• GIVEN DATA:
--- Begin ---
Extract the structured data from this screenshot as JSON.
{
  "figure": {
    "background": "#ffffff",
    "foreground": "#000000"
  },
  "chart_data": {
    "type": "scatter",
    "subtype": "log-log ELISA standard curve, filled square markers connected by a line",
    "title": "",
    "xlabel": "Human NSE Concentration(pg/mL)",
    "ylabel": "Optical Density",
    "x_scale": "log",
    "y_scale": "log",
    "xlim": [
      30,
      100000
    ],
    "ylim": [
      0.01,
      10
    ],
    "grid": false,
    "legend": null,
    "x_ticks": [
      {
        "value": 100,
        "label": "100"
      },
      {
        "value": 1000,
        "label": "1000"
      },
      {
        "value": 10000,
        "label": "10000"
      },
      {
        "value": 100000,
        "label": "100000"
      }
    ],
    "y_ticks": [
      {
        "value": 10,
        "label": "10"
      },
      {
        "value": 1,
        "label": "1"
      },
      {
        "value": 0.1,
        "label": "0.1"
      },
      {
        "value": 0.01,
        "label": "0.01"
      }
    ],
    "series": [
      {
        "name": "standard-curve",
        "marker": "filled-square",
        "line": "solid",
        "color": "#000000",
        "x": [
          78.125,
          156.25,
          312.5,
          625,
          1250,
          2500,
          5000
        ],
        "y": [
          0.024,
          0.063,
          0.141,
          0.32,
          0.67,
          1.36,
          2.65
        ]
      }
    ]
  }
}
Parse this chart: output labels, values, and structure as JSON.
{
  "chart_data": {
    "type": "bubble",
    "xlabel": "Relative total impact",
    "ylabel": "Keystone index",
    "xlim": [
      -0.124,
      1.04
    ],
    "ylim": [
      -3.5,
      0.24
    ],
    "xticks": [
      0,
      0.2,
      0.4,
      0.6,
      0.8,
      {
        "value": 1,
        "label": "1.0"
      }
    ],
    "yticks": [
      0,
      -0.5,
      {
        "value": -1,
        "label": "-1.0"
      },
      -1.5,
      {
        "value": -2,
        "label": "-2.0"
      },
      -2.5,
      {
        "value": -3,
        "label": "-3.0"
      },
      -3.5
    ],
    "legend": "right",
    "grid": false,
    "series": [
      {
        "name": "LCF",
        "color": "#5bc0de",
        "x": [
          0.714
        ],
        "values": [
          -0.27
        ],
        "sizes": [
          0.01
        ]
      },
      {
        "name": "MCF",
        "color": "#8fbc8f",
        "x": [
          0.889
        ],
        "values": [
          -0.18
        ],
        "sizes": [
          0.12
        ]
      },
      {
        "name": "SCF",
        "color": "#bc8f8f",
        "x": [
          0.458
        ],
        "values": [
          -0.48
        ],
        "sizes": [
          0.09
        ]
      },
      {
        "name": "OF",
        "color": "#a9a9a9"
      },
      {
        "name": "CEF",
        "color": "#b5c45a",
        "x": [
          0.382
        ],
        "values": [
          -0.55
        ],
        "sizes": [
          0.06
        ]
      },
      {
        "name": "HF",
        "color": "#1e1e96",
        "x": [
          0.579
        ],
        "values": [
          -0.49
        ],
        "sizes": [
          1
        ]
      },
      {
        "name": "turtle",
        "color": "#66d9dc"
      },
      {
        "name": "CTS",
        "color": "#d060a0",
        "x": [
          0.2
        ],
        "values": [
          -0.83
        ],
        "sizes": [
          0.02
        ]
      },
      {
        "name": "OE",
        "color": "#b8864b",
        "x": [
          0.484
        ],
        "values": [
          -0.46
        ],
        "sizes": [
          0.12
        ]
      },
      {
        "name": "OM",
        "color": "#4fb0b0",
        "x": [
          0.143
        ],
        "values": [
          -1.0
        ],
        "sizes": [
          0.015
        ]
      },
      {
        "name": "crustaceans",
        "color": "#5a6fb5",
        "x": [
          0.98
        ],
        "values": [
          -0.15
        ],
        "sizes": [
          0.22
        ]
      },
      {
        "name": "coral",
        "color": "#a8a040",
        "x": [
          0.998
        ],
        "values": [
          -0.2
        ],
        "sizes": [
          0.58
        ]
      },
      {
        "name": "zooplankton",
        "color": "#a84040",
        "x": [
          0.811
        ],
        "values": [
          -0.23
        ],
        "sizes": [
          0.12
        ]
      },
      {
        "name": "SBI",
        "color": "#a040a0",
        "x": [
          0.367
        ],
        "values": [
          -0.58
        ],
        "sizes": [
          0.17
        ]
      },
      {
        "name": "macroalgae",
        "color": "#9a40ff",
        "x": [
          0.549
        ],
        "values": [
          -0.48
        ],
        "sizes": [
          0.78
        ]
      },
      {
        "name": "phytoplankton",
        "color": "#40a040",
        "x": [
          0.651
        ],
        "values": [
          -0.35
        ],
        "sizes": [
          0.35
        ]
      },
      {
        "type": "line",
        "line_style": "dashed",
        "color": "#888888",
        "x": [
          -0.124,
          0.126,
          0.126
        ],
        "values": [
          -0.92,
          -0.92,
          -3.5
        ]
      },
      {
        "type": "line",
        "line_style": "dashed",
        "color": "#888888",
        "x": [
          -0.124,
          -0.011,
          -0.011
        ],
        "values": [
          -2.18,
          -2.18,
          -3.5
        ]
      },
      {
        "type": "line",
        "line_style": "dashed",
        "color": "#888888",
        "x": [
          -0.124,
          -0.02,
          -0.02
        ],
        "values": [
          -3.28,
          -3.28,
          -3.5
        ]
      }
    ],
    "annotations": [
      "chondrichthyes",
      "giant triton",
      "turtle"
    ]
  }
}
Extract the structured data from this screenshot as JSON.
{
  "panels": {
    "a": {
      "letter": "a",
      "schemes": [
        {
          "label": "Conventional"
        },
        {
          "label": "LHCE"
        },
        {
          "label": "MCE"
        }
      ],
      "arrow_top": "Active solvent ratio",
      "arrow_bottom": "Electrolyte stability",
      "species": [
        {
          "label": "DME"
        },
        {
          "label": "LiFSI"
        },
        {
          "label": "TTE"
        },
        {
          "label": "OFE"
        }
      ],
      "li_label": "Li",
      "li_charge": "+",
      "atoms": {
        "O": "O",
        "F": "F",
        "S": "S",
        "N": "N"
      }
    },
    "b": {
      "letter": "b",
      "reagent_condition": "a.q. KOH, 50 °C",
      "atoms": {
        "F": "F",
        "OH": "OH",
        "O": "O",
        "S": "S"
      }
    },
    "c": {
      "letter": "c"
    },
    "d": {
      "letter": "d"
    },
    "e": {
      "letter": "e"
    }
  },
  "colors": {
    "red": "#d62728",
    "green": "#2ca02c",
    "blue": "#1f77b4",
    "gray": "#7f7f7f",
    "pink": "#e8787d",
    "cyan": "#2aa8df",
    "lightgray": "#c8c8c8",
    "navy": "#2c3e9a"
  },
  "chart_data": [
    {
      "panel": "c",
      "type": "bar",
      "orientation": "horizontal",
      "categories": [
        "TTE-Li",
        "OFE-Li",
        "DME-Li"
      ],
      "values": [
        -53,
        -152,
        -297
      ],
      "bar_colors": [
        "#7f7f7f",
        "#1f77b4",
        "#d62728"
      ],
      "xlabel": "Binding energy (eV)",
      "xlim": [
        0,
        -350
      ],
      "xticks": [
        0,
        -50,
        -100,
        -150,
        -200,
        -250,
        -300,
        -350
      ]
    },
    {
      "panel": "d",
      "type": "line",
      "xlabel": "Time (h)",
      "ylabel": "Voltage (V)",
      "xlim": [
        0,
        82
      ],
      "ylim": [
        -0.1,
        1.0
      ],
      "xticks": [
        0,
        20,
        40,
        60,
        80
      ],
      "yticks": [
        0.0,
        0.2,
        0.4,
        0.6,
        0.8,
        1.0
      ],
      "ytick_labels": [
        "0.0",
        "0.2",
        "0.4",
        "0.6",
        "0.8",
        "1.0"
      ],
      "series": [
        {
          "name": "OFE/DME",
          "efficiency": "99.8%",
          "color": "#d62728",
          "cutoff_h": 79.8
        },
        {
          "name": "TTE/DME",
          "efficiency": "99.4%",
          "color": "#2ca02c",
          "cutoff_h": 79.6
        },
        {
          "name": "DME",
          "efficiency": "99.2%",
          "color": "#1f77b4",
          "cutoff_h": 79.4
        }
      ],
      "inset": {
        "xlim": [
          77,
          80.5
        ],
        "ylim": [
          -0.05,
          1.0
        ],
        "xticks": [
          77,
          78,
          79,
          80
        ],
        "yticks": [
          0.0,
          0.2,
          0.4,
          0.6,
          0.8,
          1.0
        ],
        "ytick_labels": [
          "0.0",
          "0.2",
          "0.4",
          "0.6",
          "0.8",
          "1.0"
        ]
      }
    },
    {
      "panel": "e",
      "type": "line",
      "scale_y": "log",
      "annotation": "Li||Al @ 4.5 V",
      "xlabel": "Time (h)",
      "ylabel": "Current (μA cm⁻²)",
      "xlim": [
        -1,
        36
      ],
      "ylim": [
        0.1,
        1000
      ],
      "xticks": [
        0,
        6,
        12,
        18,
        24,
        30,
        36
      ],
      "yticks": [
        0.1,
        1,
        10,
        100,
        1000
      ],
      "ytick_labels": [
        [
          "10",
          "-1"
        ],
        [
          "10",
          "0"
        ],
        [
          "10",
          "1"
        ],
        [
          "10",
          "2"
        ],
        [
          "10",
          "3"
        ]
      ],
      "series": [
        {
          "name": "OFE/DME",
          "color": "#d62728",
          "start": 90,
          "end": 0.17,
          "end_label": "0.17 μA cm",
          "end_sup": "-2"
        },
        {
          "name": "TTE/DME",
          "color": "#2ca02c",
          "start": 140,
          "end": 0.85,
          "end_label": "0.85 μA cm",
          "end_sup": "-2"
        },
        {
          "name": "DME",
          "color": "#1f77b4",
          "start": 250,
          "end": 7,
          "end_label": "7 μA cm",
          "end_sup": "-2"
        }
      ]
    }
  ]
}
--- End ---
List each line of the entries that holds the string "standard".

• THE REPLY:
    "subtype": "log-log ELISA standard curve, filled square markers connected by a line",
        "name": "standard-curve",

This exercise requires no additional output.